== Information supplied

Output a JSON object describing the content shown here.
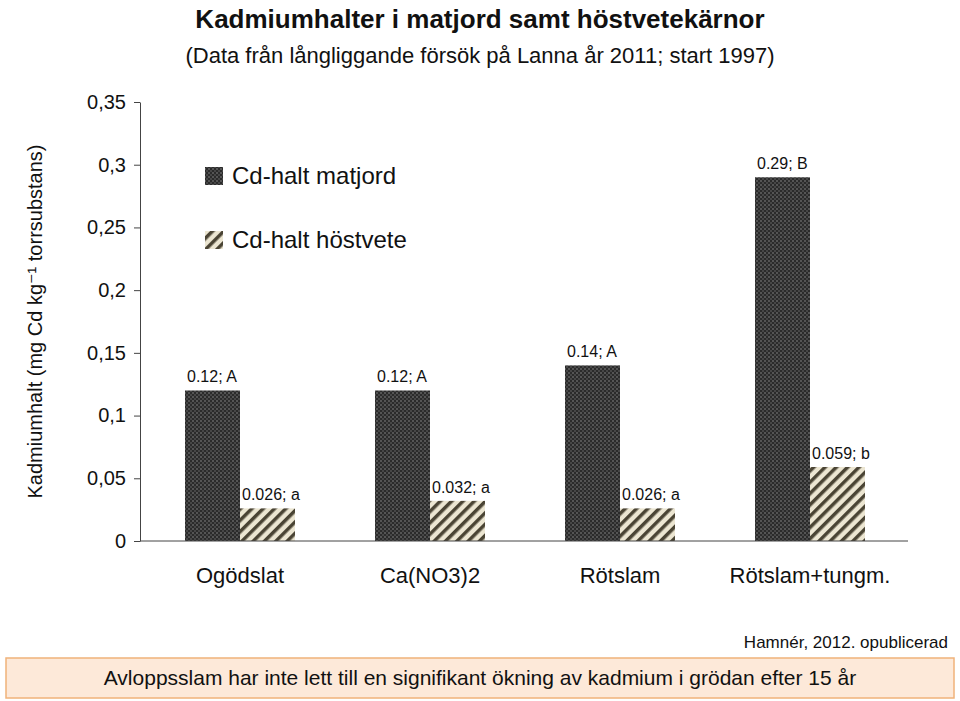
{
  "chart_data": {
    "type": "bar",
    "title": "Kadmiumhalter i matjord samt höstvetekärnor",
    "subtitle": "(Data från långliggande försök på Lanna år 2011; start 1997)",
    "ylabel": "Kadmiumhalt (mg Cd kg⁻¹ torrsubstans)",
    "categories": [
      "Ogödslat",
      "Ca(NO3)2",
      "Rötslam",
      "Rötslam+tungm."
    ],
    "series": [
      {
        "name": "Cd-halt matjord",
        "color": "#2b2b2b",
        "values": [
          0.12,
          0.12,
          0.14,
          0.29
        ],
        "value_labels": [
          "0.12; A",
          "0.12; A",
          "0.14; A",
          "0.29; B"
        ]
      },
      {
        "name": "Cd-halt höstvete",
        "color": "#4a4434",
        "values": [
          0.026,
          0.032,
          0.026,
          0.059
        ],
        "value_labels": [
          "0.026; a",
          "0.032; a",
          "0.026; a",
          "0.059; b"
        ]
      }
    ],
    "ylim": [
      0,
      0.35
    ],
    "yticks": [
      0,
      {
        "value": 0.05,
        "label": "0,05"
      },
      {
        "value": 0.1,
        "label": "0,1"
      },
      {
        "value": 0.15,
        "label": "0,15"
      },
      {
        "value": 0.2,
        "label": "0,2"
      },
      {
        "value": 0.25,
        "label": "0,25"
      },
      {
        "value": 0.3,
        "label": "0,3"
      },
      {
        "value": 0.35,
        "label": "0,35"
      }
    ],
    "grid": false,
    "legend": "top-left",
    "data_labels": true,
    "annotations": [
      "Hamnér, 2012. opublicerad",
      "Avloppsslam har inte lett till en signifikant ökning av kadmium i grödan efter 15 år"
    ]
  }
}
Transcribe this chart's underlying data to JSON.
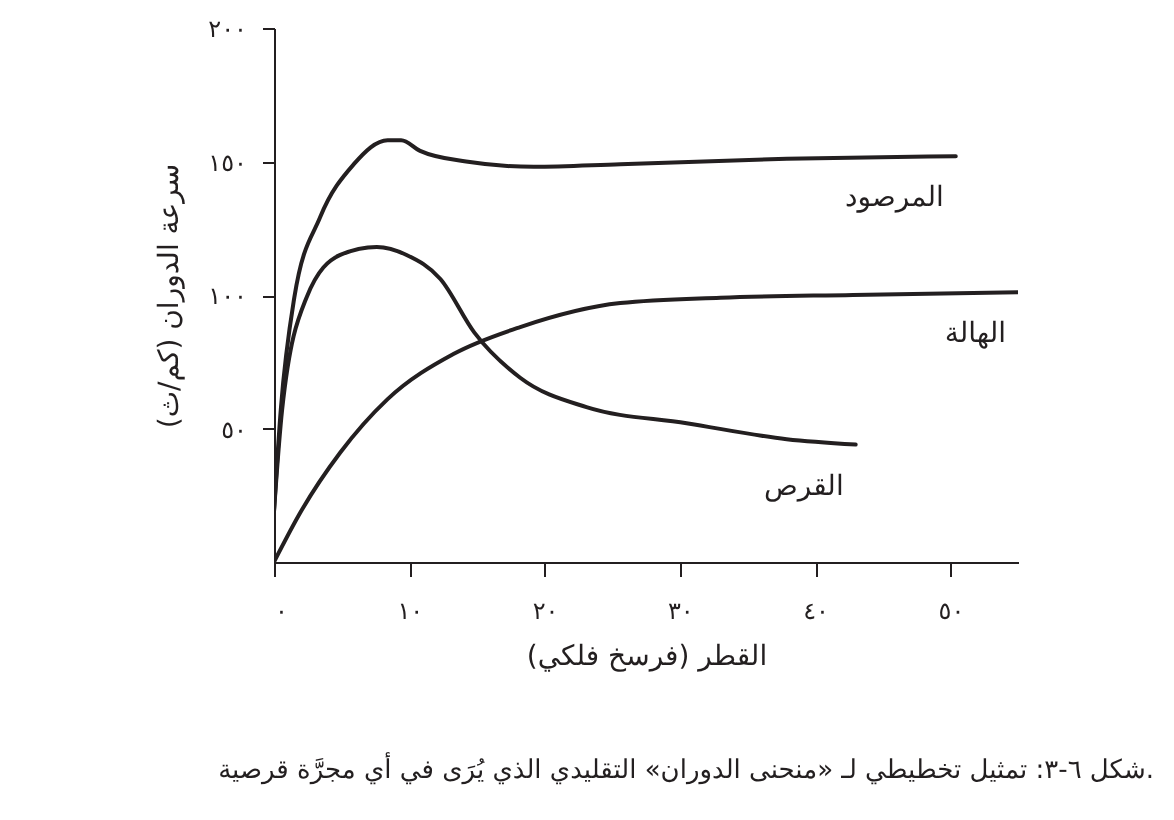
{
  "chart_data": {
    "type": "line",
    "xlabel": "القطر (فرسخ فلكي)",
    "ylabel": "سرعة الدوران (كم/ث)",
    "annotations": [
      "شكل ٦-٣: تمثيل تخطيطي لـ «منحنى الدوران» التقليدي الذي يُرَى في أي مجرَّة قرصية."
    ],
    "xlim": [
      0,
      55
    ],
    "ylim": [
      0,
      200
    ],
    "xticks": [
      {
        "value": 0,
        "label": "٠"
      },
      {
        "value": 10,
        "label": "١٠"
      },
      {
        "value": 20,
        "label": "٢٠"
      },
      {
        "value": 30,
        "label": "٣٠"
      },
      {
        "value": 40,
        "label": "٤٠"
      },
      {
        "value": 50,
        "label": "٥٠"
      }
    ],
    "yticks": [
      {
        "value": 50,
        "label": "٥٠"
      },
      {
        "value": 100,
        "label": "١٠٠"
      },
      {
        "value": 150,
        "label": "١٥٠"
      },
      {
        "value": 200,
        "label": "٢٠٠"
      }
    ],
    "grid": false,
    "marker": "none",
    "line_style": "solid",
    "series": [
      {
        "name": "المرصود",
        "color": "#231f20",
        "x": [
          0,
          0.5,
          1.5,
          3.4,
          5.9,
          8.4,
          9.4,
          10.8,
          14.2,
          19.2,
          25.6,
          37.9,
          50.4
        ],
        "values": [
          19,
          57,
          99,
          129,
          149,
          158,
          158,
          154,
          150,
          148,
          149,
          151,
          152
        ]
      },
      {
        "name": "الهالة",
        "color": "#231f20",
        "x": [
          0,
          2.0,
          4.9,
          8.4,
          13.3,
          18.2,
          25.6,
          33,
          42.8,
          55
        ],
        "values": [
          0,
          19,
          41,
          61,
          78,
          88,
          97,
          99,
          100,
          101
        ]
      },
      {
        "name": "القرص",
        "color": "#231f20",
        "x": [
          0,
          0.6,
          2.4,
          4.9,
          7.6,
          9.8,
          12.3,
          14.8,
          18.2,
          23.1,
          30.5,
          37.9,
          43.0
        ],
        "values": [
          19,
          57,
          99,
          115,
          118,
          115,
          106,
          86,
          69,
          58,
          52,
          46,
          44
        ]
      }
    ]
  }
}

====

▶ To do: Find the word "ylabel" in the data and copy out each line where it turns up.

▶ Finished exercise:
    "ylabel": "Kadmiumhalt (mg Cd kg⁻¹ torrsubstans)",
    "ylabel": "سرعة الدوران (كم/ث)",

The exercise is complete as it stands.